Task instructions
List every line below containing "Give".

########################################

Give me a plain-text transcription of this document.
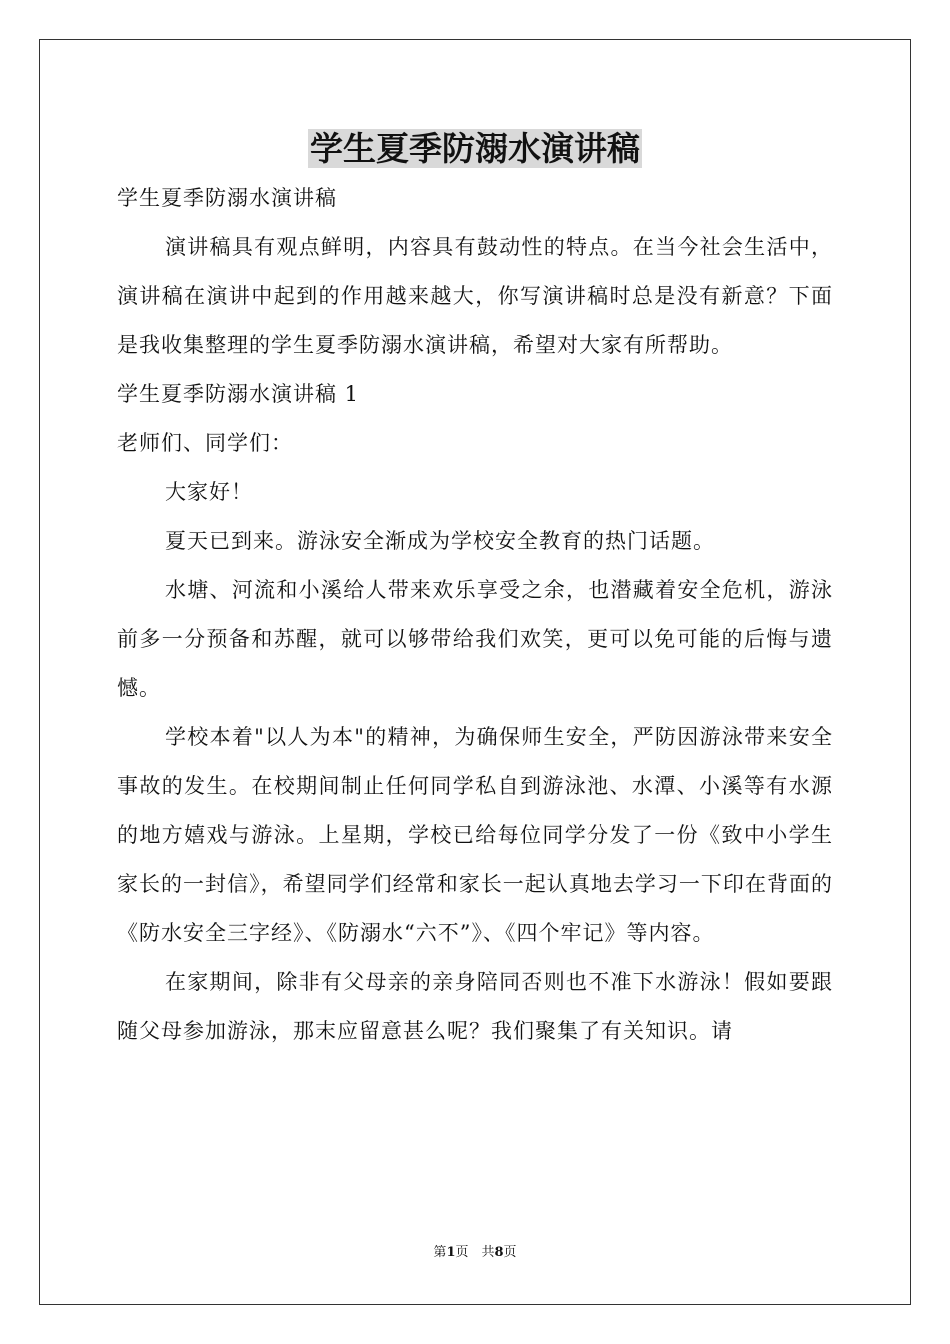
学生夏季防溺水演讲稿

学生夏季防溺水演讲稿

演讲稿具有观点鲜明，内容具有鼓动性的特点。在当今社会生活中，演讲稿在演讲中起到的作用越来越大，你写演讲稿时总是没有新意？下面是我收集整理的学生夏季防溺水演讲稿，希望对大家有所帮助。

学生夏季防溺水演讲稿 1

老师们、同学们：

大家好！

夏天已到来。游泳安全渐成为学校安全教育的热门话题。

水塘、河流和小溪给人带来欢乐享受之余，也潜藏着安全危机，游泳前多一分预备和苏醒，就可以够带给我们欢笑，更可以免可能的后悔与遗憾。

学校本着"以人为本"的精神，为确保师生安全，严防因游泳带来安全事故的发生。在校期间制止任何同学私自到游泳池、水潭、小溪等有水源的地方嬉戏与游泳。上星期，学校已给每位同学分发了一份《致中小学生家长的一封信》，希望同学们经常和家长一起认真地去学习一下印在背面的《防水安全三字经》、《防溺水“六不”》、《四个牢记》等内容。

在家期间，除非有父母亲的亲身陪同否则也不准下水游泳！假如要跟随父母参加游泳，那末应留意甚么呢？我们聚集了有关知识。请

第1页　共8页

########################################

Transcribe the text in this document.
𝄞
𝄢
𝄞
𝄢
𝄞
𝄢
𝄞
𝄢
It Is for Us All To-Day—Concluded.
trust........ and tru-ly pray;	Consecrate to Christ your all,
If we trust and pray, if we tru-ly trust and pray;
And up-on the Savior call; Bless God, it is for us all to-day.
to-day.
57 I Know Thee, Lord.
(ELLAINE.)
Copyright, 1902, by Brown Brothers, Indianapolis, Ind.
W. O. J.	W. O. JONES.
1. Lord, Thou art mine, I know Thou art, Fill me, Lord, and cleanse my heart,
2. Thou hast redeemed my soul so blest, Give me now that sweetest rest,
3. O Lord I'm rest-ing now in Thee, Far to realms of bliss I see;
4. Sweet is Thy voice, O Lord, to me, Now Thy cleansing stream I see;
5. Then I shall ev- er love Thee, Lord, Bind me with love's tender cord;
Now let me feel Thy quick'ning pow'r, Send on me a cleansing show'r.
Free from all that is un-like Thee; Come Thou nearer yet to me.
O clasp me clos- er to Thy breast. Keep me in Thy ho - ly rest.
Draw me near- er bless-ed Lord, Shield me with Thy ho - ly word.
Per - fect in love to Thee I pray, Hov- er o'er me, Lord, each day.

########################################

Full output
Give me a plain-text transcription of this document.
2. Thou hast redeemed my soul so blest, Give me now that sweetest rest,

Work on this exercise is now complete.